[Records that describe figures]
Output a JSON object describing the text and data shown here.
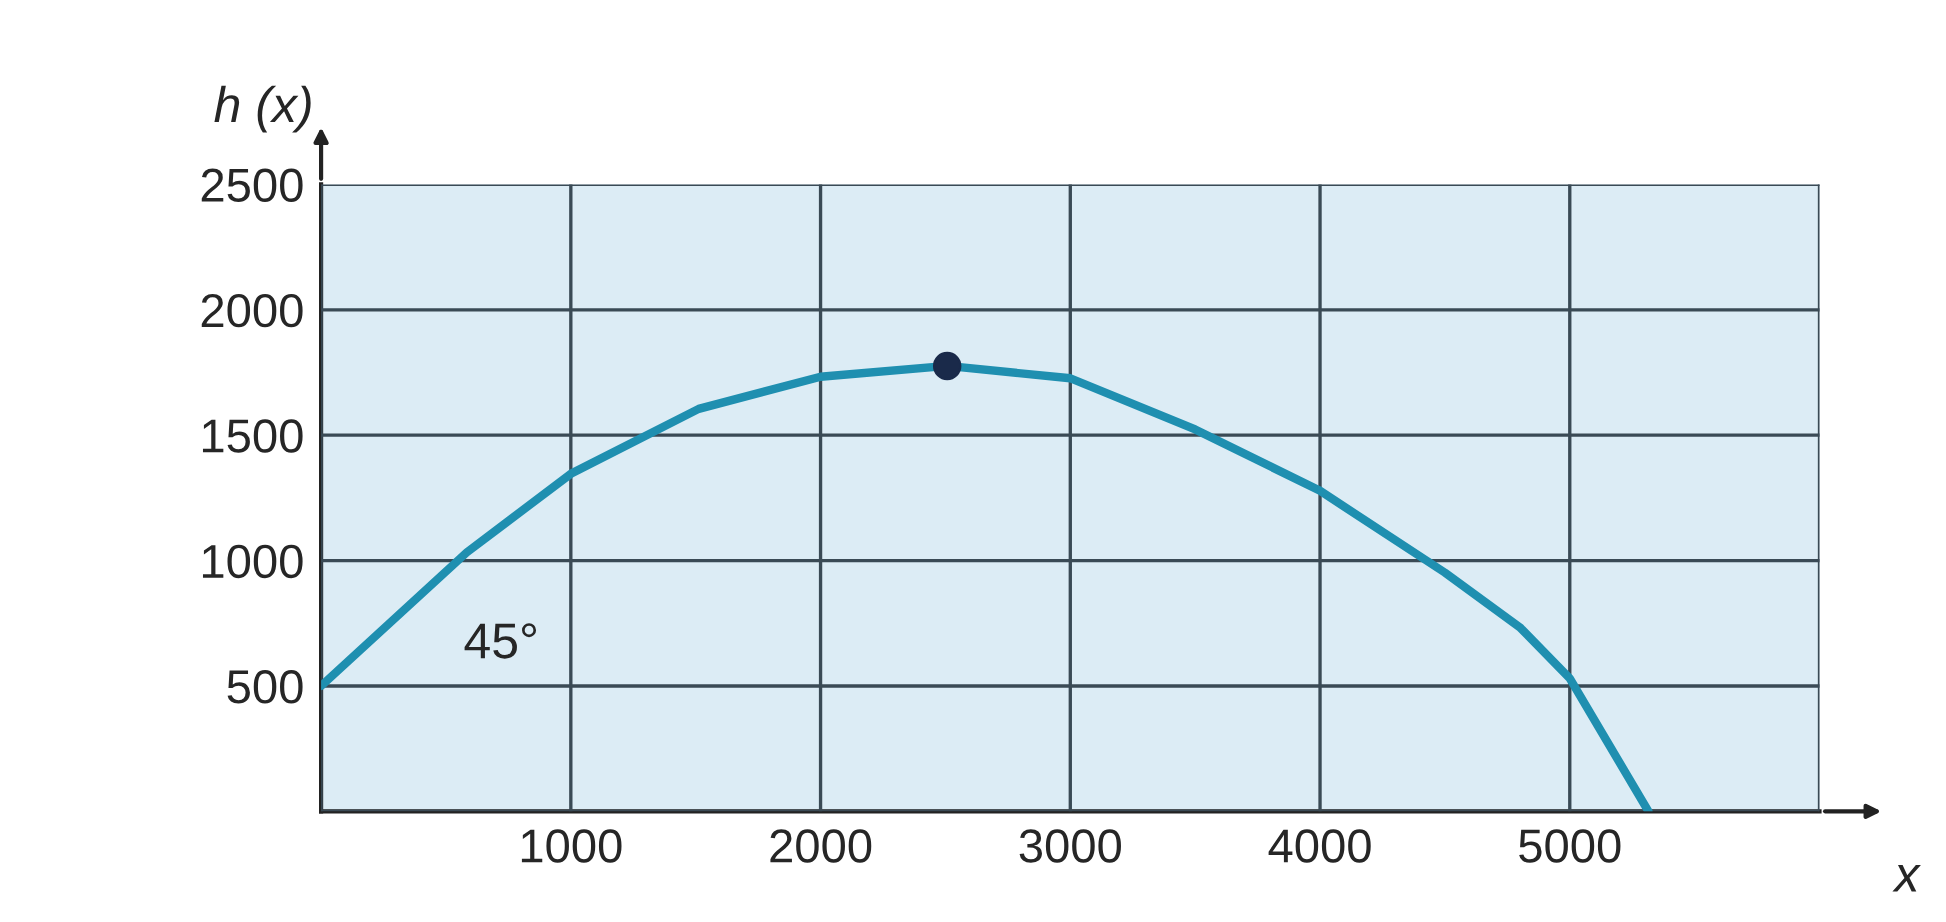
{
  "chart_data": {
    "type": "line",
    "xlabel": "x",
    "ylabel": "h (x)",
    "series": [
      {
        "color": "#1f8fb0",
        "x": [
          0,
          584,
          1000,
          1512,
          2000,
          2507,
          3000,
          3500,
          4000,
          4500,
          4800,
          5000,
          5315
        ],
        "values": [
          500,
          1033,
          1346,
          1605,
          1733,
          1776,
          1727,
          1523,
          1278,
          952,
          734,
          530,
          0
        ]
      },
      {
        "type": "scatter",
        "color": "#1a2a4a",
        "x": [
          2507
        ],
        "values": [
          1776
        ]
      }
    ],
    "xlim": [
      0,
      6000
    ],
    "ylim": [
      0,
      2500
    ],
    "xticks": [
      {
        "value": 0,
        "label": null
      },
      1000,
      2000,
      3000,
      4000,
      5000,
      {
        "value": 6000,
        "label": null
      }
    ],
    "yticks": [
      {
        "value": 0,
        "label": null
      },
      500,
      1000,
      1500,
      2000,
      2500
    ],
    "grid": true,
    "annotations": [
      "45°"
    ]
  }
}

* [DIRECTIONS FOR THIS TASK]: Print the complete listing exactly, apart from any pictures.

* [SOLVED EXERCISE]:
Output a JSON object describing the text and data shown here.
{
  "chart_data": {
    "type": "line",
    "xlabel": "x",
    "ylabel": "h (x)",
    "series": [
      {
        "color": "#1f8fb0",
        "x": [
          0,
          584,
          1000,
          1512,
          2000,
          2507,
          3000,
          3500,
          4000,
          4500,
          4800,
          5000,
          5315
        ],
        "values": [
          500,
          1033,
          1346,
          1605,
          1733,
          1776,
          1727,
          1523,
          1278,
          952,
          734,
          530,
          0
        ]
      },
      {
        "type": "scatter",
        "color": "#1a2a4a",
        "x": [
          2507
        ],
        "values": [
          1776
        ]
      }
    ],
    "xlim": [
      0,
      6000
    ],
    "ylim": [
      0,
      2500
    ],
    "xticks": [
      {
        "value": 0,
        "label": null
      },
      1000,
      2000,
      3000,
      4000,
      5000,
      {
        "value": 6000,
        "label": null
      }
    ],
    "yticks": [
      {
        "value": 0,
        "label": null
      },
      500,
      1000,
      1500,
      2000,
      2500
    ],
    "grid": true,
    "annotations": [
      "45°"
    ]
  }
}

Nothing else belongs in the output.